>> start EXCERPTED DATA
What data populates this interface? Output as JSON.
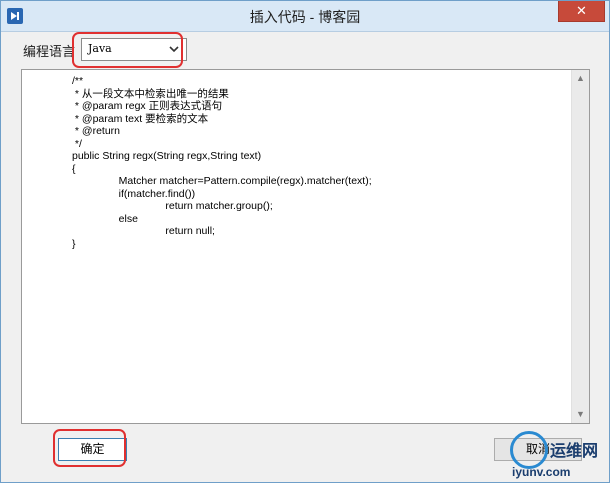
{
  "window": {
    "title": "插入代码 - 博客园",
    "close_label": "✕"
  },
  "language": {
    "label": "编程语言",
    "selected": "Java"
  },
  "code_lines": [
    "/**",
    " * 从一段文本中检索出唯一的结果",
    " * @param regx 正则表达式语句",
    " * @param text 要检索的文本",
    " * @return",
    " */",
    "public String regx(String regx,String text)",
    "{",
    "                Matcher matcher=Pattern.compile(regx).matcher(text);",
    "                if(matcher.find())",
    "                                return matcher.group();",
    "                else",
    "                                return null;",
    "}"
  ],
  "buttons": {
    "ok": "确定",
    "cancel": "取消"
  },
  "watermark": {
    "brand": "运维网",
    "url": "iyunv.com"
  },
  "colors": {
    "highlight": "#e03030",
    "titlebar": "#d9e8f6",
    "close": "#c74a3a"
  }
}
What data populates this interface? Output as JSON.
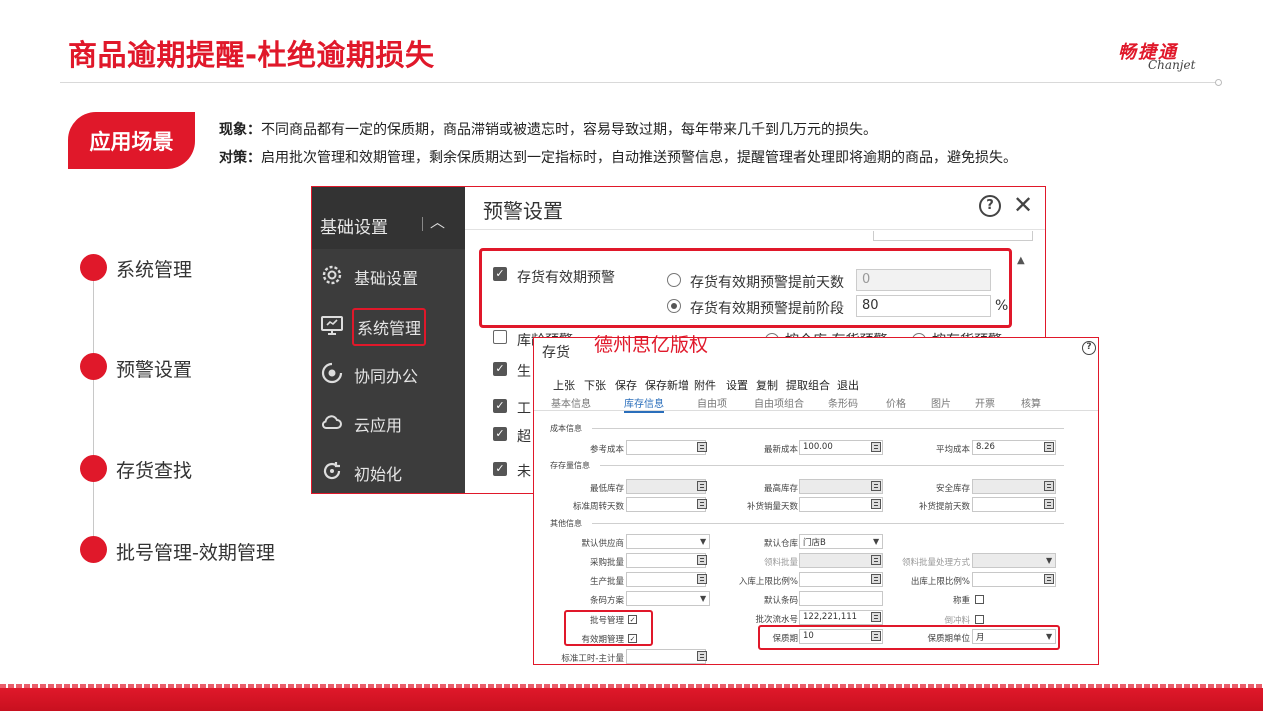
{
  "slide": {
    "title": "商品逾期提醒-杜绝逾期损失",
    "logo_cn": "畅捷通",
    "logo_en": "Chanjet",
    "scene_label": "应用场景",
    "phenomenon_label": "现象：",
    "phenomenon_text": "不同商品都有一定的保质期，商品滞销或被遗忘时，容易导致过期，每年带来几千到几万元的损失。",
    "strategy_label": "对策：",
    "strategy_text": "启用批次管理和效期管理，剩余保质期达到一定指标时，自动推送预警信息，提醒管理者处理即将逾期的商品，避免损失。",
    "timeline": [
      "系统管理",
      "预警设置",
      "存货查找",
      "批号管理-效期管理"
    ],
    "watermark": "德州思亿版权",
    "accent_color": "#e0182a"
  },
  "settings_window": {
    "sidebar_header": "基础设置",
    "sidebar_items": [
      {
        "label": "基础设置",
        "icon": "gear-icon"
      },
      {
        "label": "系统管理",
        "icon": "monitor-icon"
      },
      {
        "label": "协同办公",
        "icon": "collaboration-icon"
      },
      {
        "label": "云应用",
        "icon": "cloud-icon"
      },
      {
        "label": "初始化",
        "icon": "refresh-icon"
      }
    ],
    "dialog_title": "预警设置",
    "inventory_expiry_warning": "存货有效期预警",
    "option_days_label": "存货有效期预警提前天数",
    "option_days_value": "0",
    "option_stage_label": "存货有效期预警提前阶段",
    "option_stage_value": "80",
    "percent_sign": "%",
    "partial_row_1": "库龄预警",
    "partial_row_1_opt_a": "按仓库 存货预警",
    "partial_row_1_opt_b": "按存货预警",
    "partial_rows": [
      "生",
      "工",
      "超",
      "未"
    ]
  },
  "inventory_window": {
    "title": "存货",
    "toolbar": [
      "上张",
      "下张",
      "保存",
      "保存新增",
      "附件",
      "设置",
      "复制",
      "提取组合",
      "退出"
    ],
    "tabs": [
      "基本信息",
      "库存信息",
      "自由项",
      "自由项组合",
      "条形码",
      "价格",
      "图片",
      "开票",
      "核算"
    ],
    "active_tab": "库存信息",
    "sections": {
      "cost": "成本信息",
      "stock": "存存量信息",
      "other": "其他信息"
    },
    "fields": {
      "ref_cost": "参考成本",
      "latest_cost": "最新成本",
      "latest_cost_value": "100.00",
      "avg_cost": "平均成本",
      "avg_cost_value": "8.26",
      "min_stock": "最低库存",
      "max_stock": "最高库存",
      "safety_stock": "安全库存",
      "std_turnover_days": "标准周转天数",
      "replenish_sales_days": "补货销量天数",
      "replenish_lead_days": "补货提前天数",
      "default_supplier": "默认供应商",
      "default_warehouse": "默认仓库",
      "default_warehouse_value": "门店B",
      "purchase_batch": "采购批量",
      "material_batch": "领料批量",
      "material_batch_mode": "领料批量处理方式",
      "production_batch": "生产批量",
      "inbound_upper_ratio": "入库上限比例%",
      "outbound_upper_ratio": "出库上限比例%",
      "barcode_scheme": "条码方案",
      "default_barcode": "默认条码",
      "weigh": "称重",
      "batch_management": "批号管理",
      "batch_serial": "批次流水号",
      "batch_serial_value": "122,221,111",
      "backflush": "倒冲料",
      "expiry_management": "有效期管理",
      "shelf_life": "保质期",
      "shelf_life_value": "10",
      "shelf_life_unit": "保质期单位",
      "shelf_life_unit_value": "月",
      "std_hours": "标准工时-主计量"
    }
  }
}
>> end EXCERPTED DATA
[OBJECTIVE]:
Copy each line in full and exactly, omitting any picture.

[RESPONSE TO THE EXERCISE]:
What data populates this interface? Output as JSON.
{
  "window": {
    "title": "插入代码 - 博客园",
    "close_label": "✕"
  },
  "language": {
    "label": "编程语言",
    "selected": "Java"
  },
  "code_lines": [
    "/**",
    " * 从一段文本中检索出唯一的结果",
    " * @param regx 正则表达式语句",
    " * @param text 要检索的文本",
    " * @return",
    " */",
    "public String regx(String regx,String text)",
    "{",
    "                Matcher matcher=Pattern.compile(regx).matcher(text);",
    "                if(matcher.find())",
    "                                return matcher.group();",
    "                else",
    "                                return null;",
    "}"
  ],
  "buttons": {
    "ok": "确定",
    "cancel": "取消"
  },
  "watermark": {
    "brand": "运维网",
    "url": "iyunv.com"
  },
  "colors": {
    "highlight": "#e03030",
    "titlebar": "#d9e8f6",
    "close": "#c74a3a"
  }
}
What data populates this interface? Output as JSON.
{
  "slide": {
    "title": "商品逾期提醒-杜绝逾期损失",
    "logo_cn": "畅捷通",
    "logo_en": "Chanjet",
    "scene_label": "应用场景",
    "phenomenon_label": "现象：",
    "phenomenon_text": "不同商品都有一定的保质期，商品滞销或被遗忘时，容易导致过期，每年带来几千到几万元的损失。",
    "strategy_label": "对策：",
    "strategy_text": "启用批次管理和效期管理，剩余保质期达到一定指标时，自动推送预警信息，提醒管理者处理即将逾期的商品，避免损失。",
    "timeline": [
      "系统管理",
      "预警设置",
      "存货查找",
      "批号管理-效期管理"
    ],
    "watermark": "德州思亿版权",
    "accent_color": "#e0182a"
  },
  "settings_window": {
    "sidebar_header": "基础设置",
    "sidebar_items": [
      {
        "label": "基础设置",
        "icon": "gear-icon"
      },
      {
        "label": "系统管理",
        "icon": "monitor-icon"
      },
      {
        "label": "协同办公",
        "icon": "collaboration-icon"
      },
      {
        "label": "云应用",
        "icon": "cloud-icon"
      },
      {
        "label": "初始化",
        "icon": "refresh-icon"
      }
    ],
    "dialog_title": "预警设置",
    "inventory_expiry_warning": "存货有效期预警",
    "option_days_label": "存货有效期预警提前天数",
    "option_days_value": "0",
    "option_stage_label": "存货有效期预警提前阶段",
    "option_stage_value": "80",
    "percent_sign": "%",
    "partial_row_1": "库龄预警",
    "partial_row_1_opt_a": "按仓库 存货预警",
    "partial_row_1_opt_b": "按存货预警",
    "partial_rows": [
      "生",
      "工",
      "超",
      "未"
    ]
  },
  "inventory_window": {
    "title": "存货",
    "toolbar": [
      "上张",
      "下张",
      "保存",
      "保存新增",
      "附件",
      "设置",
      "复制",
      "提取组合",
      "退出"
    ],
    "tabs": [
      "基本信息",
      "库存信息",
      "自由项",
      "自由项组合",
      "条形码",
      "价格",
      "图片",
      "开票",
      "核算"
    ],
    "active_tab": "库存信息",
    "sections": {
      "cost": "成本信息",
      "stock": "存存量信息",
      "other": "其他信息"
    },
    "fields": {
      "ref_cost": "参考成本",
      "latest_cost": "最新成本",
      "latest_cost_value": "100.00",
      "avg_cost": "平均成本",
      "avg_cost_value": "8.26",
      "min_stock": "最低库存",
      "max_stock": "最高库存",
      "safety_stock": "安全库存",
      "std_turnover_days": "标准周转天数",
      "replenish_sales_days": "补货销量天数",
      "replenish_lead_days": "补货提前天数",
      "default_supplier": "默认供应商",
      "default_warehouse": "默认仓库",
      "default_warehouse_value": "门店B",
      "purchase_batch": "采购批量",
      "material_batch": "领料批量",
      "material_batch_mode": "领料批量处理方式",
      "production_batch": "生产批量",
      "inbound_upper_ratio": "入库上限比例%",
      "outbound_upper_ratio": "出库上限比例%",
      "barcode_scheme": "条码方案",
      "default_barcode": "默认条码",
      "weigh": "称重",
      "batch_management": "批号管理",
      "batch_serial": "批次流水号",
      "batch_serial_value": "122,221,111",
      "backflush": "倒冲料",
      "expiry_management": "有效期管理",
      "shelf_life": "保质期",
      "shelf_life_value": "10",
      "shelf_life_unit": "保质期单位",
      "shelf_life_unit_value": "月",
      "std_hours": "标准工时-主计量"
    }
  }
}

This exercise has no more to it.